Task brief ▸ Search the material below for the string "participants" and extract each line that has it.

— START Exercise input —

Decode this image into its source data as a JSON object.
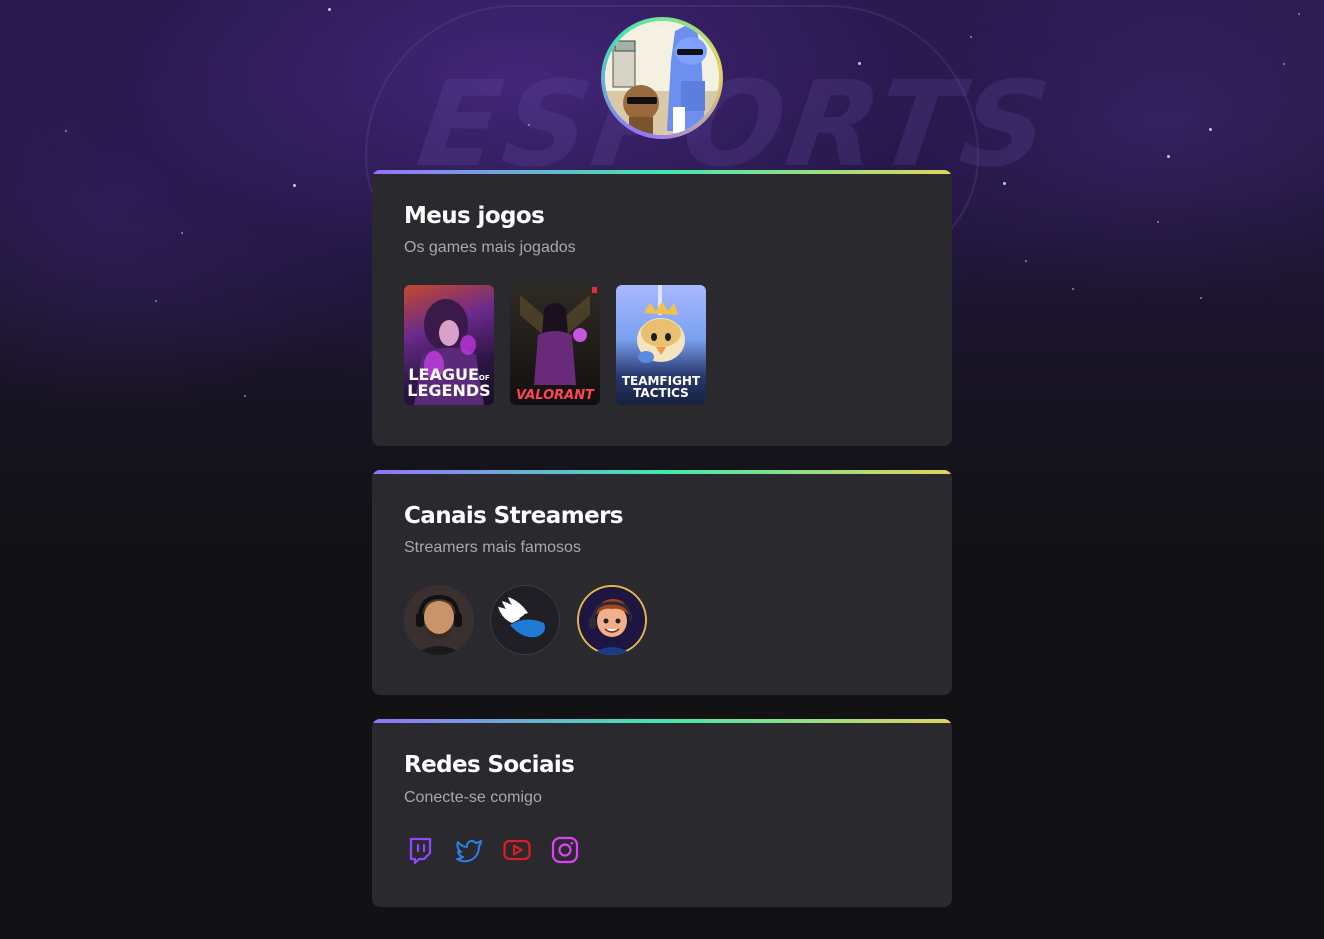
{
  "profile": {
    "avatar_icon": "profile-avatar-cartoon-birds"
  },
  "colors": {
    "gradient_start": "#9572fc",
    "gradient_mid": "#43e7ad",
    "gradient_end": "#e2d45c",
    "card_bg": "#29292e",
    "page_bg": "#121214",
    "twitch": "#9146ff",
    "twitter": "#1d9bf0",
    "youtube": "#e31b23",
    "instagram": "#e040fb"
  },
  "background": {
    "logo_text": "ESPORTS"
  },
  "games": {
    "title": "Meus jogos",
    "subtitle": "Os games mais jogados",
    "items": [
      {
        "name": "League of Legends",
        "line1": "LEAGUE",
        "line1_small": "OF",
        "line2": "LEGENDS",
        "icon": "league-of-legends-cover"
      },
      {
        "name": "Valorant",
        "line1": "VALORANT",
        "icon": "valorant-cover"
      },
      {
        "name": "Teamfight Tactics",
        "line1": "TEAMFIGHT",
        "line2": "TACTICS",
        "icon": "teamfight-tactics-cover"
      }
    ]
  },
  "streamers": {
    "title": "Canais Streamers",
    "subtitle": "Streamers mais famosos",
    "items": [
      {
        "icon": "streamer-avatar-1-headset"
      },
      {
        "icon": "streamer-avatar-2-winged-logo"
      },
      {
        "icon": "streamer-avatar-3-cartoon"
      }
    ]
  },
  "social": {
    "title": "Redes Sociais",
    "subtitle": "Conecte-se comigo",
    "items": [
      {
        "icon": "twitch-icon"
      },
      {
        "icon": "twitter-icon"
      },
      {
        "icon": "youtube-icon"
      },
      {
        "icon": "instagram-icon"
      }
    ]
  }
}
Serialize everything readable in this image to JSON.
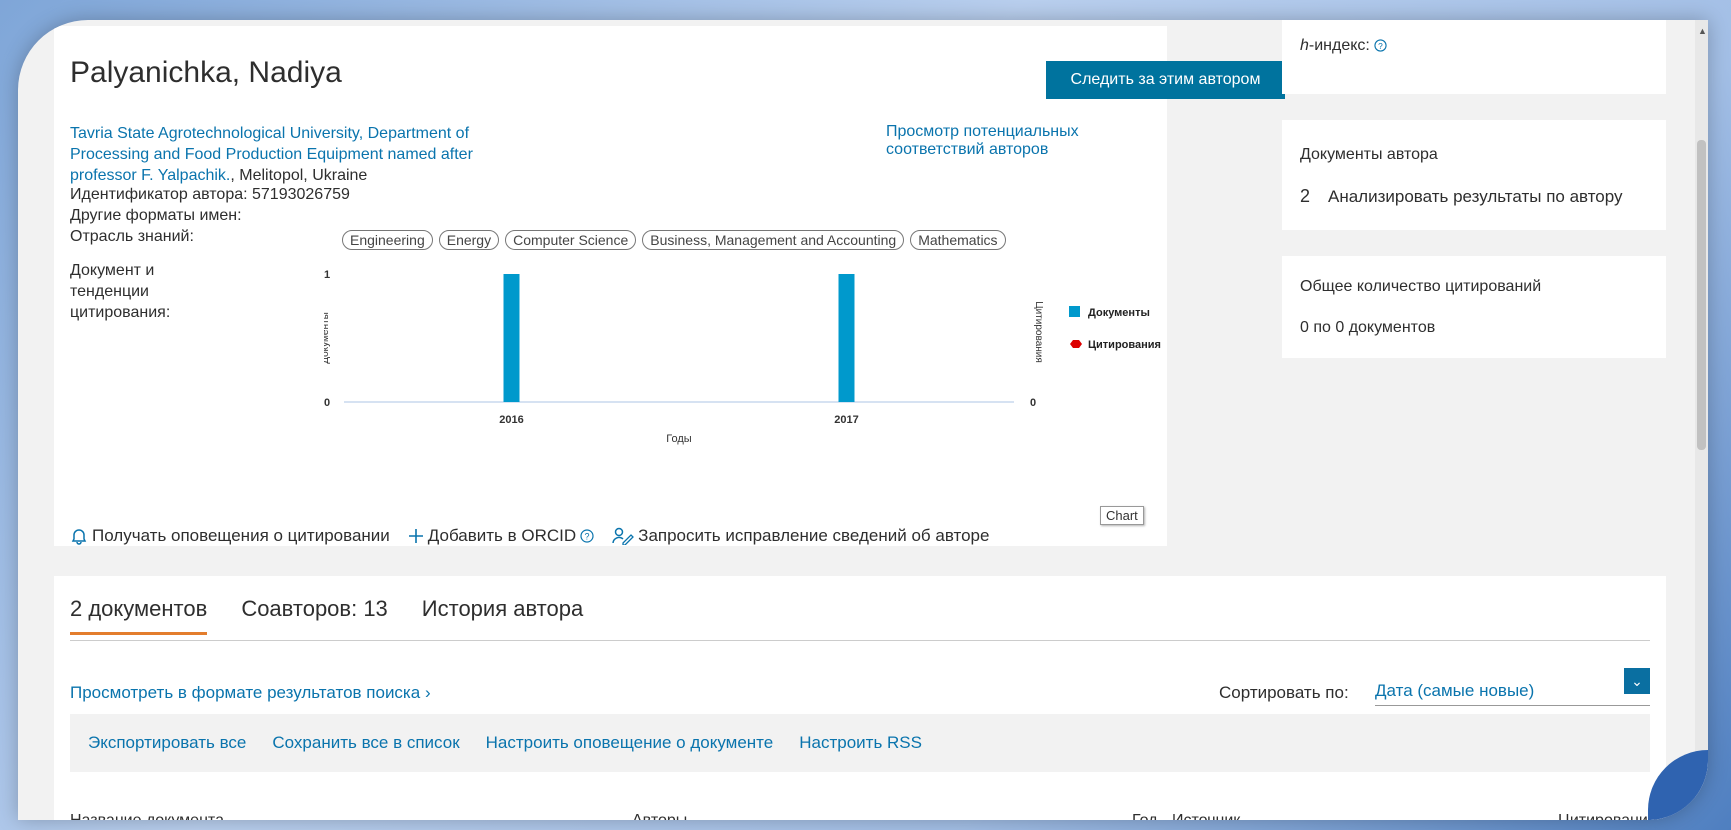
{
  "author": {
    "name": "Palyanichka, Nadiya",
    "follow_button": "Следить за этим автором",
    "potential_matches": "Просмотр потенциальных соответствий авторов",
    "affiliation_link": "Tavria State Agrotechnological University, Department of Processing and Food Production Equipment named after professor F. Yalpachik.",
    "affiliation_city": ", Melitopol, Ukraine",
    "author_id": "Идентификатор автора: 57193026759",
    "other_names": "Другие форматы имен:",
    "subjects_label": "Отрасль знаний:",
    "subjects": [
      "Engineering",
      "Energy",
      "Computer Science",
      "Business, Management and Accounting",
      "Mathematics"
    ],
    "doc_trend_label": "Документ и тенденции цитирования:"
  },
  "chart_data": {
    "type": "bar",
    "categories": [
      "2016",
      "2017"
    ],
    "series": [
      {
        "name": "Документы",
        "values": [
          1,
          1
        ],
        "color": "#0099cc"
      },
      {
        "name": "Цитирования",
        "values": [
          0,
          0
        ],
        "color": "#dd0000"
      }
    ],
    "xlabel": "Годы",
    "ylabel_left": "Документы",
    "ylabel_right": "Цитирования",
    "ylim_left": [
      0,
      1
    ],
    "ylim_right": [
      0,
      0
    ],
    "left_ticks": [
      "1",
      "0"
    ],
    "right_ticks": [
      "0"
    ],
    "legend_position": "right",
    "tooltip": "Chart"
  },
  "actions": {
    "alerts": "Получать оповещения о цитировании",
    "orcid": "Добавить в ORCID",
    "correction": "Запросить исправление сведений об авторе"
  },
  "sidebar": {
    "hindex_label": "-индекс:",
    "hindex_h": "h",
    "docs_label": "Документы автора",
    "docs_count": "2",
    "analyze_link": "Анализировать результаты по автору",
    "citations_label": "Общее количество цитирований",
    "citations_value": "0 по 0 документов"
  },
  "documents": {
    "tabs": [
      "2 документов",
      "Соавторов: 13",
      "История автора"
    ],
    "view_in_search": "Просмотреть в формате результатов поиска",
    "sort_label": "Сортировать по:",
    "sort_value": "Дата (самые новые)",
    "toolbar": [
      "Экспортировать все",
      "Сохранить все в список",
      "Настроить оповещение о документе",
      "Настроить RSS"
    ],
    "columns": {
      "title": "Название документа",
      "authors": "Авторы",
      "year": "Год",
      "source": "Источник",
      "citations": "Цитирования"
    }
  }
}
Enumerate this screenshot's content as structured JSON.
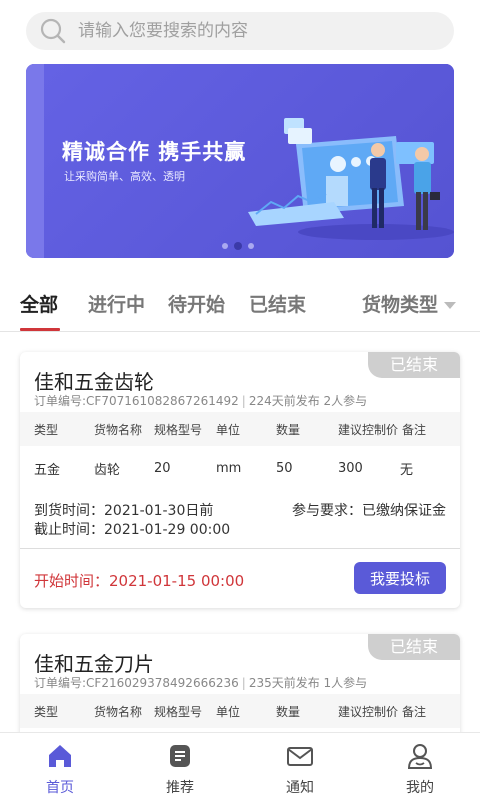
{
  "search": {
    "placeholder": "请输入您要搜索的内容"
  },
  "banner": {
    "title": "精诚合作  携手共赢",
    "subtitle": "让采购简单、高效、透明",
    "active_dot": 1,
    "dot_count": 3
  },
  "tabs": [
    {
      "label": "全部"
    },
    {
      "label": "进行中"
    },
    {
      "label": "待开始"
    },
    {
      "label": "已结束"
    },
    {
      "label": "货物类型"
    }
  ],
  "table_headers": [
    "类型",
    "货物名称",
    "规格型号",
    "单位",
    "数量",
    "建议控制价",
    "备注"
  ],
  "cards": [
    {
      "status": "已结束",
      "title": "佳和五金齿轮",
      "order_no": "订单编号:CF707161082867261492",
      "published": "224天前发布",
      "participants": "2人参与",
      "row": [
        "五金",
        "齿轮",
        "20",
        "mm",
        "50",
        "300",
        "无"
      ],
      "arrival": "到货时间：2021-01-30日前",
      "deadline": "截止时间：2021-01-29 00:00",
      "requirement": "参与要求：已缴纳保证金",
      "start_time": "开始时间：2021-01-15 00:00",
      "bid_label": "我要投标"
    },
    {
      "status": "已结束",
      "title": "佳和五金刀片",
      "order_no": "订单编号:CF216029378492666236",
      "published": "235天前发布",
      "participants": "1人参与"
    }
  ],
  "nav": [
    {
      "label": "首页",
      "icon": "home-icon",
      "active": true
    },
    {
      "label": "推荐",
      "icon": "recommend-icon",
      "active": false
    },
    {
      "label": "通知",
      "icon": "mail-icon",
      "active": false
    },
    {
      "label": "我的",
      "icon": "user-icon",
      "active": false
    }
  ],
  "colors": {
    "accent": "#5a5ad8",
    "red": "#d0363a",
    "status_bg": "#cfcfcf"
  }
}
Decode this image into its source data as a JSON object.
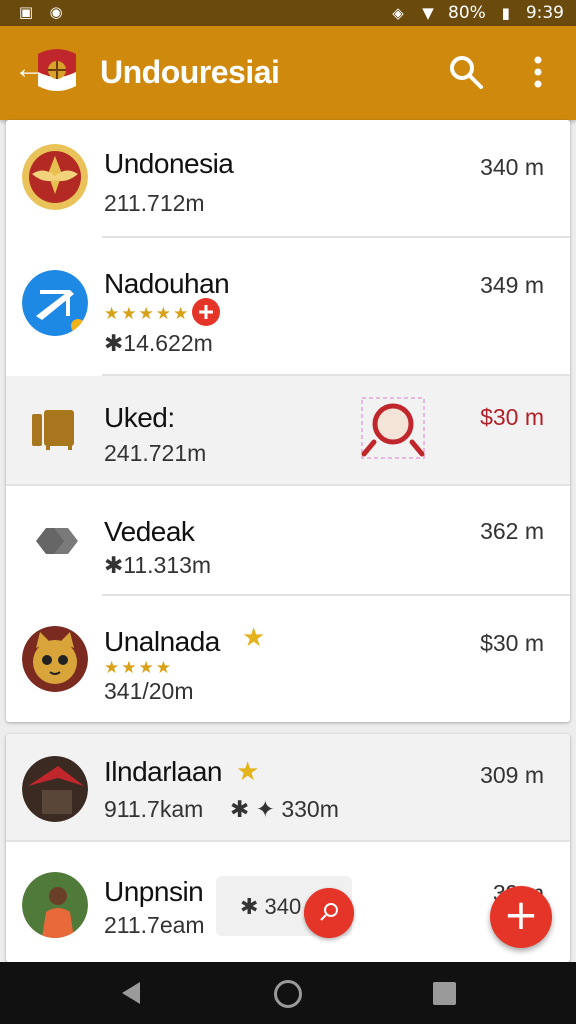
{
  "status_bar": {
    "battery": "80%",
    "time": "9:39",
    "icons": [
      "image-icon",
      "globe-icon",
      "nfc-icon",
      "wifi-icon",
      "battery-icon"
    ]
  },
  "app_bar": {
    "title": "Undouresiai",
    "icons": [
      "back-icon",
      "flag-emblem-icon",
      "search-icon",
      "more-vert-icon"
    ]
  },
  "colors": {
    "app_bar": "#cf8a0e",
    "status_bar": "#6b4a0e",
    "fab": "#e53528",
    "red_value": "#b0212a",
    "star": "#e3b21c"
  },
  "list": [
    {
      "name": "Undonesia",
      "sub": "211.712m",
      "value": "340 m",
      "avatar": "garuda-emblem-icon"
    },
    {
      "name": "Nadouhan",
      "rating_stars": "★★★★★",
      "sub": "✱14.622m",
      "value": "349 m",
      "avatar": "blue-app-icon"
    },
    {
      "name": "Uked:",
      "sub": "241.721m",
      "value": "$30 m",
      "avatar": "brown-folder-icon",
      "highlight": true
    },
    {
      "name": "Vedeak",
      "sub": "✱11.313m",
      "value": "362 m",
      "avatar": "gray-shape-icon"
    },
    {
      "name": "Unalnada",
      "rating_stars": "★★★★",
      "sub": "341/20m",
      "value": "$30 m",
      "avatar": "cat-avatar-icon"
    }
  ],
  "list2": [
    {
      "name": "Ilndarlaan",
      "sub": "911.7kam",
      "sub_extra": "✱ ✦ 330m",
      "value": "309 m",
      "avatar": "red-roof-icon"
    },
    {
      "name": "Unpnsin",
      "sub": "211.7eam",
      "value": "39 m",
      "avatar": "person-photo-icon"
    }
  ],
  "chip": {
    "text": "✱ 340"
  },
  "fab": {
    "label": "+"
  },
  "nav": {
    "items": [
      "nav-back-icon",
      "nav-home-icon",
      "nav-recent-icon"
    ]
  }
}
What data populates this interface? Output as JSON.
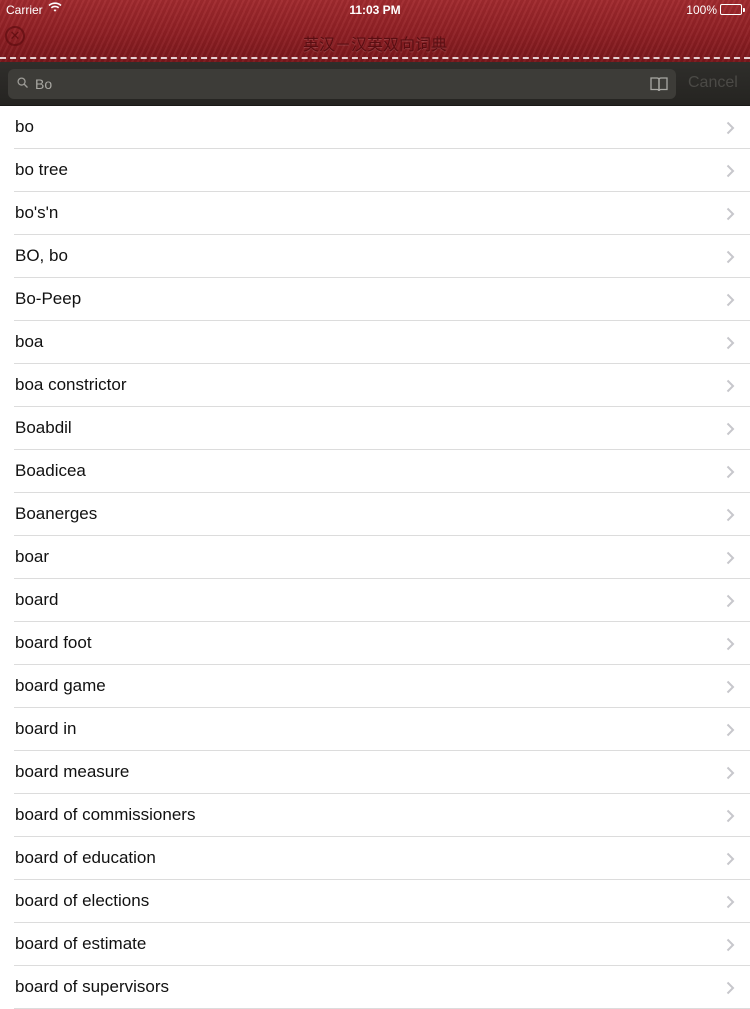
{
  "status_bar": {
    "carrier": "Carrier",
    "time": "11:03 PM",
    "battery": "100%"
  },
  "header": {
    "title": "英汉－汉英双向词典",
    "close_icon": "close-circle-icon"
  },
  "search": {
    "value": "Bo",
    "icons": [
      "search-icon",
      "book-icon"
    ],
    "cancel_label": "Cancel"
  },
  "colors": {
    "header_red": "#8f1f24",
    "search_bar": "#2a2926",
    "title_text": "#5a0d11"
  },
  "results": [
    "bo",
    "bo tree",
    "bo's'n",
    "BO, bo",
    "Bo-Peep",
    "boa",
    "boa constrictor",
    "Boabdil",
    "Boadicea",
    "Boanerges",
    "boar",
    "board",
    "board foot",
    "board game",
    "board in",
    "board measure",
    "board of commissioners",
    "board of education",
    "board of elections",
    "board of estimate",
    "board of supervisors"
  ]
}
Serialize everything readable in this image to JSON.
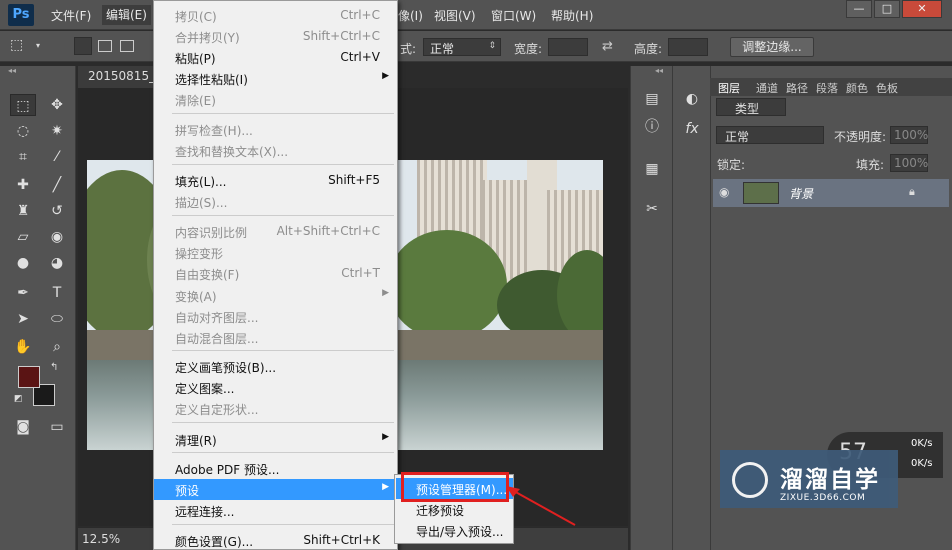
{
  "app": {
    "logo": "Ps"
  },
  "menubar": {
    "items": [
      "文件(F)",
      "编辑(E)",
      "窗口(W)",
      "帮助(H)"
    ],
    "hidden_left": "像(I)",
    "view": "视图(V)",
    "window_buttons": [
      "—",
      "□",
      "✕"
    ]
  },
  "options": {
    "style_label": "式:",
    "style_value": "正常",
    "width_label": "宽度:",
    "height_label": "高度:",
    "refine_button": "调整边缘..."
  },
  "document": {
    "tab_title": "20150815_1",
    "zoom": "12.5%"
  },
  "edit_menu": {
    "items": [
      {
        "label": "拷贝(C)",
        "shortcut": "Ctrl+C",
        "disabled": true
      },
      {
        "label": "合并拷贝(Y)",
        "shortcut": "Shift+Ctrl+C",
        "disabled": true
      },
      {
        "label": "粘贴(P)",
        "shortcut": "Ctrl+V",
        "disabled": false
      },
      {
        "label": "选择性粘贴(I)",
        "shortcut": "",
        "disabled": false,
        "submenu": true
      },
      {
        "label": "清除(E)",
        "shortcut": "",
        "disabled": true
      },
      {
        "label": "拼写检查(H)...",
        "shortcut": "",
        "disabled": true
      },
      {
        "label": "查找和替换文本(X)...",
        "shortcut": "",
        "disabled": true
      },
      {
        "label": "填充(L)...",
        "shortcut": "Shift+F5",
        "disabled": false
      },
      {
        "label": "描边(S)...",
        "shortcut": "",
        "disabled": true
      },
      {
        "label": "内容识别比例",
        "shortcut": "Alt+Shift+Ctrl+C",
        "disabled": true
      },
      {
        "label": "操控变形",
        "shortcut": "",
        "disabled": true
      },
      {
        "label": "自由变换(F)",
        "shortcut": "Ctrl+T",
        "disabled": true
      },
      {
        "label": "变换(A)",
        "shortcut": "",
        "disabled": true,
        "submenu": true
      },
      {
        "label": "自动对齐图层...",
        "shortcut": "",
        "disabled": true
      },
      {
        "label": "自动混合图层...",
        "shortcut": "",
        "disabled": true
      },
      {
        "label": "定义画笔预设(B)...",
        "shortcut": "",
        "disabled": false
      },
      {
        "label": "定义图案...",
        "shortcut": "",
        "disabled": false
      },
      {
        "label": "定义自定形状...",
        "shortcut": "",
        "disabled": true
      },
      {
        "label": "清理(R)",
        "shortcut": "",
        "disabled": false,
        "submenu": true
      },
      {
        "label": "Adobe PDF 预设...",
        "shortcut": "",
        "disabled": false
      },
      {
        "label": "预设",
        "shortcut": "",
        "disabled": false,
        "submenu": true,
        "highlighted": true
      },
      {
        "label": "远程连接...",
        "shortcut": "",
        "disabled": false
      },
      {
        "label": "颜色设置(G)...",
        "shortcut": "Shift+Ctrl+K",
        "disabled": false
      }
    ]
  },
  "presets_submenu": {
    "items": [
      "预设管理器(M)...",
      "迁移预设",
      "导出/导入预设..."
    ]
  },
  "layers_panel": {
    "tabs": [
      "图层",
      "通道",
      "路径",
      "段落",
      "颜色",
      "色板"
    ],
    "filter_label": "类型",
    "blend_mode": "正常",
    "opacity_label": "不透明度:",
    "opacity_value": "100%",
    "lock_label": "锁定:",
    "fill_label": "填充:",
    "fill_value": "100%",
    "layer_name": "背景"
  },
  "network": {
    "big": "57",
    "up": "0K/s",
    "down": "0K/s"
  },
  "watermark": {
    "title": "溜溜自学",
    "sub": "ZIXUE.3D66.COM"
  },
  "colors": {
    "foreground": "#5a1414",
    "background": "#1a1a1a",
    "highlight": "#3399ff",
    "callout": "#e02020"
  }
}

— END Exercise input —

Exercise answer ▸
      "participants": "2人参与",
      "participants": "1人参与"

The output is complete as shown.